Count how many lines hold the string "супруге", and give only that number.

** Begin Recorded data **

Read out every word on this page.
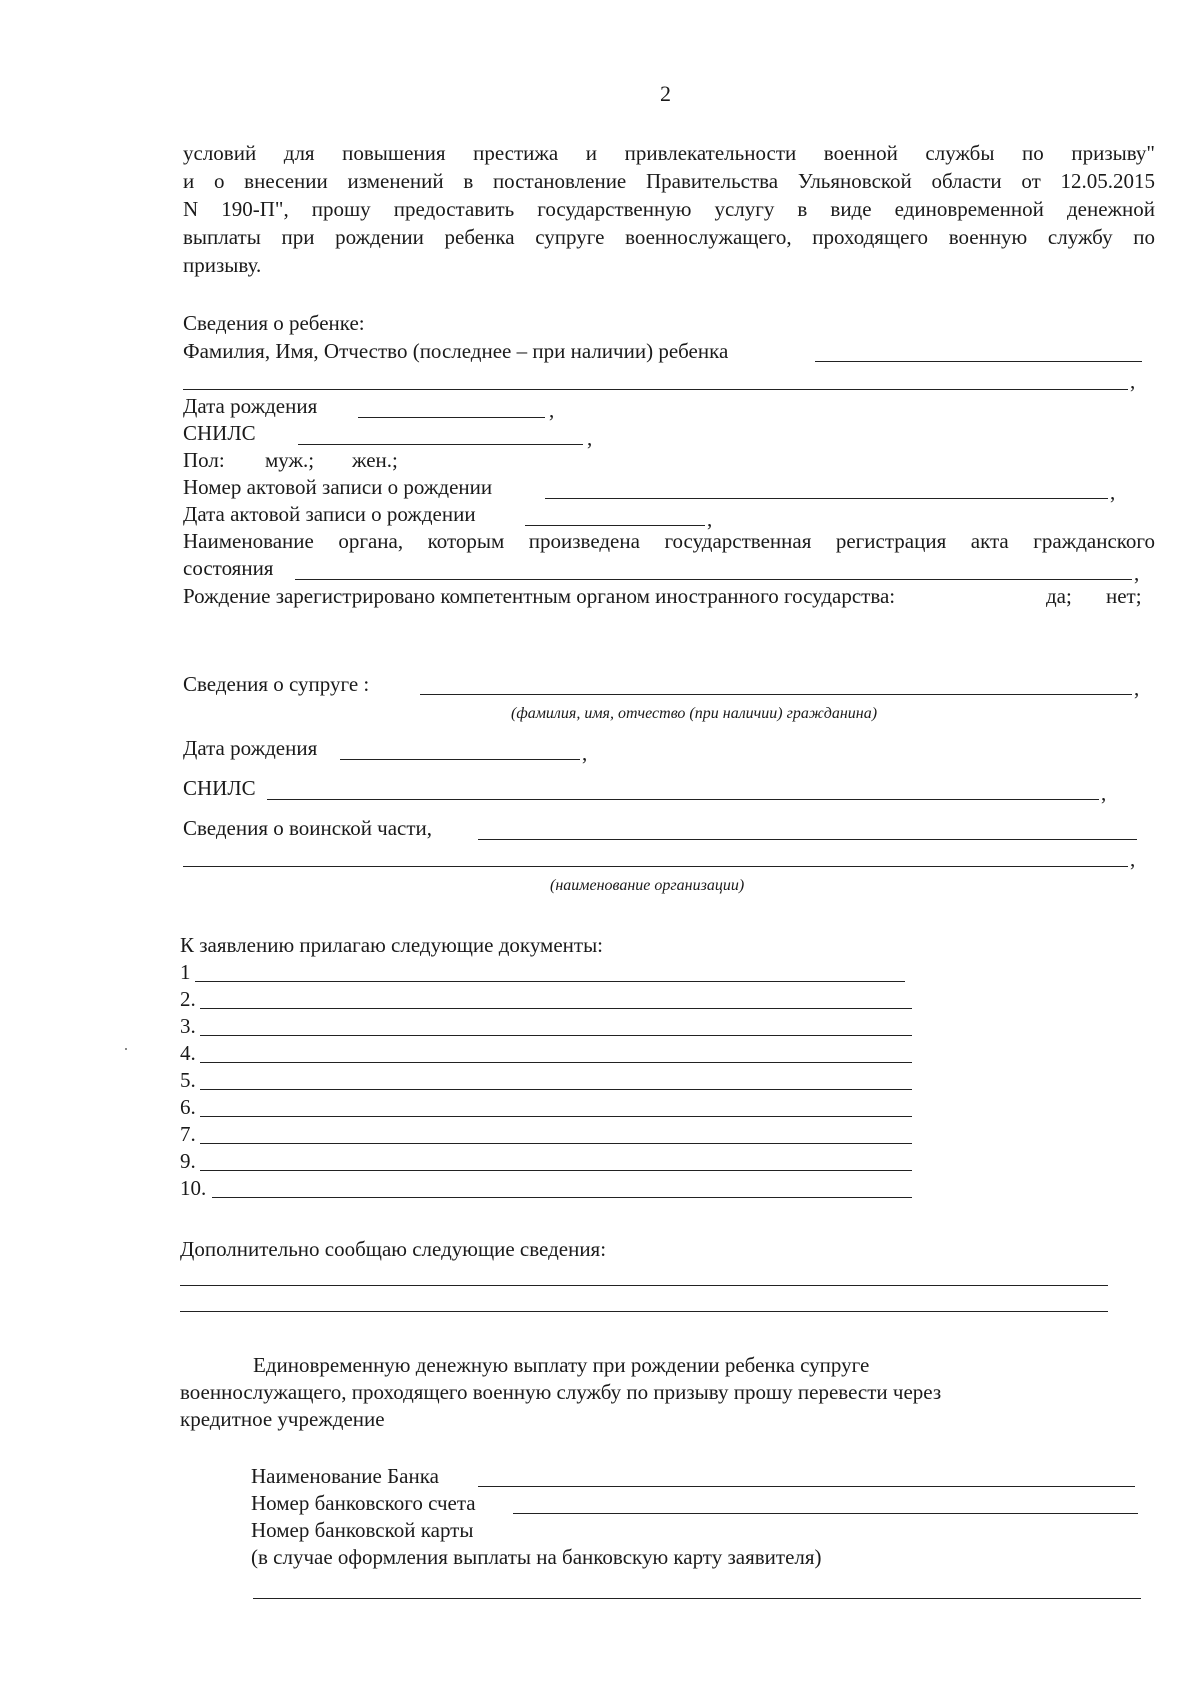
2
условий для повышения престижа и привлекательности военной службы по призыву"
и о внесении изменений в постановление Правительства Ульяновской области от 12.05.2015
N 190-П", прошу предоставить государственную услугу в виде единовременной денежной
выплаты при рождении ребенка супруге военнослужащего, проходящего военную службу по
призыву.
Сведения о ребенке:
Фамилия, Имя, Отчество (последнее – при наличии) ребенка
,
Дата рождения	,
СНИЛС	,
Пол: муж.; жен.;
Номер актовой записи о рождении	,
Дата актовой записи о рождении	,
Наименование органа, которым произведена государственная регистрация акта гражданского
состояния	,
Рождение зарегистрировано компетентным органом иностранного государства:	да; нет;
Сведения о супруге :	,
(фамилия, имя, отчество (при наличии) гражданина)
Дата рождения	,
СНИЛС	,
Сведения о воинской части,
,
(наименование организации)
К заявлению прилагаю следующие документы:
1
2.
3.
4.
5.
6.
7.
9.
10.
Дополнительно сообщаю следующие сведения:
Единовременную денежную выплату при рождении ребенка супруге
военнослужащего, проходящего военную службу по призыву прошу перевести через
кредитное учреждение
Наименование Банка
Номер банковского счета
Номер банковской карты
(в случае оформления выплаты на банковскую карту заявителя)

** End Recorded data **

**Solution to this exercise**
3